▶ [To do]:
Each entry below is to be duplicated verbatim.

■ ■ ■ ■ ■ ■ ■

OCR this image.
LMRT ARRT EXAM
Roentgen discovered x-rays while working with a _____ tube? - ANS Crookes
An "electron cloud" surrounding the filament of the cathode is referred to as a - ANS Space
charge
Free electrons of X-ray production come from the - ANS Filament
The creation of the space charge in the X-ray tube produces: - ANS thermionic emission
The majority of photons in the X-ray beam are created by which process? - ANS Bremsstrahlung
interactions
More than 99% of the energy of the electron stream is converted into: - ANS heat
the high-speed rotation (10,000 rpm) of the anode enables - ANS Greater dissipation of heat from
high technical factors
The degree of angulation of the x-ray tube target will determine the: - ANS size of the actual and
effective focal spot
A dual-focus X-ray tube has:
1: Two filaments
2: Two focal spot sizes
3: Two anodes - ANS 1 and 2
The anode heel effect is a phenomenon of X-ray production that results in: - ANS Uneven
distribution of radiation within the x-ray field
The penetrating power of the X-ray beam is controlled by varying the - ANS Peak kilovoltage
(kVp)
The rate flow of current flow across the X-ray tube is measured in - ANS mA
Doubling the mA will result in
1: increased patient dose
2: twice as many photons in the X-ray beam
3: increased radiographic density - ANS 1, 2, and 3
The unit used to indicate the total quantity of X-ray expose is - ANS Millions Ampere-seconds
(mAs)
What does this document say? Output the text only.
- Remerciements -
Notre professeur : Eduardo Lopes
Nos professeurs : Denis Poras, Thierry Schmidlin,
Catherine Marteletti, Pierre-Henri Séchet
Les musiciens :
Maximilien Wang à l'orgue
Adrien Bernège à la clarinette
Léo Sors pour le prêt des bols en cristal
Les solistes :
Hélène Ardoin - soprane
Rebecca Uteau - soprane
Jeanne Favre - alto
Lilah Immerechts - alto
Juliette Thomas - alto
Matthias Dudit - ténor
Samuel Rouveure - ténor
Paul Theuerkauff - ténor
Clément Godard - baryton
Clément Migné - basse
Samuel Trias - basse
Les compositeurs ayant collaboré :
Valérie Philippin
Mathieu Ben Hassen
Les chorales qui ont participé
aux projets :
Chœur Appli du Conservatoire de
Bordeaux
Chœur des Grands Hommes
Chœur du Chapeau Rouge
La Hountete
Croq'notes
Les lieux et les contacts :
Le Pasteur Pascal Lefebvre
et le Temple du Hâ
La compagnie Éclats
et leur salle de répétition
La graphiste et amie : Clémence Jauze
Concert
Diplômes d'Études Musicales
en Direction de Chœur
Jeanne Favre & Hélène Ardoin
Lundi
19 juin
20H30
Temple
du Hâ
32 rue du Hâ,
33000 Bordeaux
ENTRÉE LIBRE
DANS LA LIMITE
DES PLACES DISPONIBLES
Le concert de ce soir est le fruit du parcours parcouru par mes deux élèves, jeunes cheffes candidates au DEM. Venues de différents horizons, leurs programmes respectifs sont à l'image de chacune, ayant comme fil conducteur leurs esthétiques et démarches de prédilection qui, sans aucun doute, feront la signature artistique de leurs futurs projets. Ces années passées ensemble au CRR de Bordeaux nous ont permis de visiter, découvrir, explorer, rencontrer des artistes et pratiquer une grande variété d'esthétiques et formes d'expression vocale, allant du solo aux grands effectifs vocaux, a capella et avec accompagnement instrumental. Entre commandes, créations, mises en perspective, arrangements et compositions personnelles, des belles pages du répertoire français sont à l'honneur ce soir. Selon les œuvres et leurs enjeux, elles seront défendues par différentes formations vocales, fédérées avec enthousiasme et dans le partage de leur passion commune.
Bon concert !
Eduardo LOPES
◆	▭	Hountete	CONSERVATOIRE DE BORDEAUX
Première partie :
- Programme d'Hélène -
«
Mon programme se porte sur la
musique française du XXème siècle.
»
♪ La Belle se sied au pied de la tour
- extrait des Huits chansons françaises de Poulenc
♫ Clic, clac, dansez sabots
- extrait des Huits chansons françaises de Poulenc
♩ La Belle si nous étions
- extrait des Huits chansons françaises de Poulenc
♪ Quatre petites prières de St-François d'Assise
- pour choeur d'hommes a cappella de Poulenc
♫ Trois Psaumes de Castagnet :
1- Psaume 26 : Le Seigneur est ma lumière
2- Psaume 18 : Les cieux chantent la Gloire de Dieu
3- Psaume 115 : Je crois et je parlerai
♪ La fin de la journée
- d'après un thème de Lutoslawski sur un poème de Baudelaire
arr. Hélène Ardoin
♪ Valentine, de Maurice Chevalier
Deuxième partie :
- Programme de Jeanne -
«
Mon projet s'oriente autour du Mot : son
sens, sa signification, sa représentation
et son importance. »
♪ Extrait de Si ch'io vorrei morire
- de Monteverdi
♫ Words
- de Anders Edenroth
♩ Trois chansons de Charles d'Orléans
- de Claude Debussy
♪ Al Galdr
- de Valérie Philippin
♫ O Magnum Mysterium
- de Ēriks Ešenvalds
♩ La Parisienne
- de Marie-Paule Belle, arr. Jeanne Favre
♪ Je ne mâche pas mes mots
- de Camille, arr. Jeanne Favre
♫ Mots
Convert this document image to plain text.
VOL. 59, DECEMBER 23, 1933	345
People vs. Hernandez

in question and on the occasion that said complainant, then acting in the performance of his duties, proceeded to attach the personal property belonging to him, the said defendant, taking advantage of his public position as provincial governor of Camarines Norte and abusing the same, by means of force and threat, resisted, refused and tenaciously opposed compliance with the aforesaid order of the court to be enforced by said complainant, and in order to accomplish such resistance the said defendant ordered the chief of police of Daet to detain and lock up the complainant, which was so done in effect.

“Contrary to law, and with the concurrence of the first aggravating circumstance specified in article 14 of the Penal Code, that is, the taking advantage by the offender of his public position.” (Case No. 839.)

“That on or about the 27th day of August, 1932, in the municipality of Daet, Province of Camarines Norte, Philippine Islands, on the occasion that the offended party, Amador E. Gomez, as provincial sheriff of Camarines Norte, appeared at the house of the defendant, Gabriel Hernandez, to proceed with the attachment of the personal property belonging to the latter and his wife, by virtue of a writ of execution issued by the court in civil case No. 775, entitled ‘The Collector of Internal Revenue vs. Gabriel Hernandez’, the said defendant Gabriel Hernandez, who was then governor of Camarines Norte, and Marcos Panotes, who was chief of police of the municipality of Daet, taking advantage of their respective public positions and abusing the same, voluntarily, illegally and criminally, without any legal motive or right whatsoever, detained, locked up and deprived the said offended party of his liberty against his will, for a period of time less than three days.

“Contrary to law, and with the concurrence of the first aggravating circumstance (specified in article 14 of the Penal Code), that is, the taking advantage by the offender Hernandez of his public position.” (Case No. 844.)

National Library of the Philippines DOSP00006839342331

■ ■ ■ ■ ■ ■ ■

▶ [Response below]:
OCR this image.
LMRT ARRT EXAM
Roentgen discovered x-rays while working with a _____ tube? - ANS Crookes
An "electron cloud" surrounding the filament of the cathode is referred to as a - ANS Space
charge
Free electrons of X-ray production come from the - ANS Filament
The creation of the space charge in the X-ray tube produces: - ANS thermionic emission
The majority of photons in the X-ray beam are created by which process? - ANS Bremsstrahlung
interactions
More than 99% of the energy of the electron stream is converted into: - ANS heat
the high-speed rotation (10,000 rpm) of the anode enables - ANS Greater dissipation of heat from
high technical factors
The degree of angulation of the x-ray tube target will determine the: - ANS size of the actual and
effective focal spot
A dual-focus X-ray tube has:
1: Two filaments
2: Two focal spot sizes
3: Two anodes - ANS 1 and 2
The anode heel effect is a phenomenon of X-ray production that results in: - ANS Uneven
distribution of radiation within the x-ray field
The penetrating power of the X-ray beam is controlled by varying the - ANS Peak kilovoltage
(kVp)
The rate flow of current flow across the X-ray tube is measured in - ANS mA
Doubling the mA will result in
1: increased patient dose
2: twice as many photons in the X-ray beam
3: increased radiographic density - ANS 1, 2, and 3
The unit used to indicate the total quantity of X-ray expose is - ANS Millions Ampere-seconds
(mAs)
What does this document say? Output the text only.
- Remerciements -
Notre professeur : Eduardo Lopes
Nos professeurs : Denis Poras, Thierry Schmidlin,
Catherine Marteletti, Pierre-Henri Séchet
Les musiciens :
Maximilien Wang à l'orgue
Adrien Bernège à la clarinette
Léo Sors pour le prêt des bols en cristal
Les solistes :
Hélène Ardoin - soprane
Rebecca Uteau - soprane
Jeanne Favre - alto
Lilah Immerechts - alto
Juliette Thomas - alto
Matthias Dudit - ténor
Samuel Rouveure - ténor
Paul Theuerkauff - ténor
Clément Godard - baryton
Clément Migné - basse
Samuel Trias - basse
Les compositeurs ayant collaboré :
Valérie Philippin
Mathieu Ben Hassen
Les chorales qui ont participé
aux projets :
Chœur Appli du Conservatoire de
Bordeaux
Chœur des Grands Hommes
Chœur du Chapeau Rouge
La Hountete
Croq'notes
Les lieux et les contacts :
Le Pasteur Pascal Lefebvre
et le Temple du Hâ
La compagnie Éclats
et leur salle de répétition
La graphiste et amie : Clémence Jauze
Concert
Diplômes d'Études Musicales
en Direction de Chœur
Jeanne Favre & Hélène Ardoin
Lundi
19 juin
20H30
Temple
du Hâ
32 rue du Hâ,
33000 Bordeaux
ENTRÉE LIBRE
DANS LA LIMITE
DES PLACES DISPONIBLES
Le concert de ce soir est le fruit du parcours parcouru par mes deux élèves, jeunes cheffes candidates au DEM. Venues de différents horizons, leurs programmes respectifs sont à l'image de chacune, ayant comme fil conducteur leurs esthétiques et démarches de prédilection qui, sans aucun doute, feront la signature artistique de leurs futurs projets. Ces années passées ensemble au CRR de Bordeaux nous ont permis de visiter, découvrir, explorer, rencontrer des artistes et pratiquer une grande variété d'esthétiques et formes d'expression vocale, allant du solo aux grands effectifs vocaux, a capella et avec accompagnement instrumental. Entre commandes, créations, mises en perspective, arrangements et compositions personnelles, des belles pages du répertoire français sont à l'honneur ce soir. Selon les œuvres et leurs enjeux, elles seront défendues par différentes formations vocales, fédérées avec enthousiasme et dans le partage de leur passion commune.
Bon concert !
Eduardo LOPES
◆	▭	Hountete	CONSERVATOIRE DE BORDEAUX
Première partie :
- Programme d'Hélène -
«
Mon programme se porte sur la
musique française du XXème siècle.
»
♪ La Belle se sied au pied de la tour
- extrait des Huits chansons françaises de Poulenc
♫ Clic, clac, dansez sabots
- extrait des Huits chansons françaises de Poulenc
♩ La Belle si nous étions
- extrait des Huits chansons françaises de Poulenc
♪ Quatre petites prières de St-François d'Assise
- pour choeur d'hommes a cappella de Poulenc
♫ Trois Psaumes de Castagnet :
1- Psaume 26 : Le Seigneur est ma lumière
2- Psaume 18 : Les cieux chantent la Gloire de Dieu
3- Psaume 115 : Je crois et je parlerai
♪ La fin de la journée
- d'après un thème de Lutoslawski sur un poème de Baudelaire
arr. Hélène Ardoin
♪ Valentine, de Maurice Chevalier
Deuxième partie :
- Programme de Jeanne -
«
Mon projet s'oriente autour du Mot : son
sens, sa signification, sa représentation
et son importance. »
♪ Extrait de Si ch'io vorrei morire
- de Monteverdi
♫ Words
- de Anders Edenroth
♩ Trois chansons de Charles d'Orléans
- de Claude Debussy
♪ Al Galdr
- de Valérie Philippin
♫ O Magnum Mysterium
- de Ēriks Ešenvalds
♩ La Parisienne
- de Marie-Paule Belle, arr. Jeanne Favre
♪ Je ne mâche pas mes mots
- de Camille, arr. Jeanne Favre
♫ Mots
Convert this document image to plain text.
VOL. 59, DECEMBER 23, 1933	345
People vs. Hernandez

in question and on the occasion that said complainant, then acting in the performance of his duties, proceeded to attach the personal property belonging to him, the said defendant, taking advantage of his public position as provincial governor of Camarines Norte and abusing the same, by means of force and threat, resisted, refused and tenaciously opposed compliance with the aforesaid order of the court to be enforced by said complainant, and in order to accomplish such resistance the said defendant ordered the chief of police of Daet to detain and lock up the complainant, which was so done in effect.

“Contrary to law, and with the concurrence of the first aggravating circumstance specified in article 14 of the Penal Code, that is, the taking advantage by the offender of his public position.” (Case No. 839.)

“That on or about the 27th day of August, 1932, in the municipality of Daet, Province of Camarines Norte, Philippine Islands, on the occasion that the offended party, Amador E. Gomez, as provincial sheriff of Camarines Norte, appeared at the house of the defendant, Gabriel Hernandez, to proceed with the attachment of the personal property belonging to the latter and his wife, by virtue of a writ of execution issued by the court in civil case No. 775, entitled ‘The Collector of Internal Revenue vs. Gabriel Hernandez’, the said defendant Gabriel Hernandez, who was then governor of Camarines Norte, and Marcos Panotes, who was chief of police of the municipality of Daet, taking advantage of their respective public positions and abusing the same, voluntarily, illegally and criminally, without any legal motive or right whatsoever, detained, locked up and deprived the said offended party of his liberty against his will, for a period of time less than three days.

“Contrary to law, and with the concurrence of the first aggravating circumstance (specified in article 14 of the Penal Code), that is, the taking advantage by the offender Hernandez of his public position.” (Case No. 844.)

National Library of the Philippines DOSP00006839342331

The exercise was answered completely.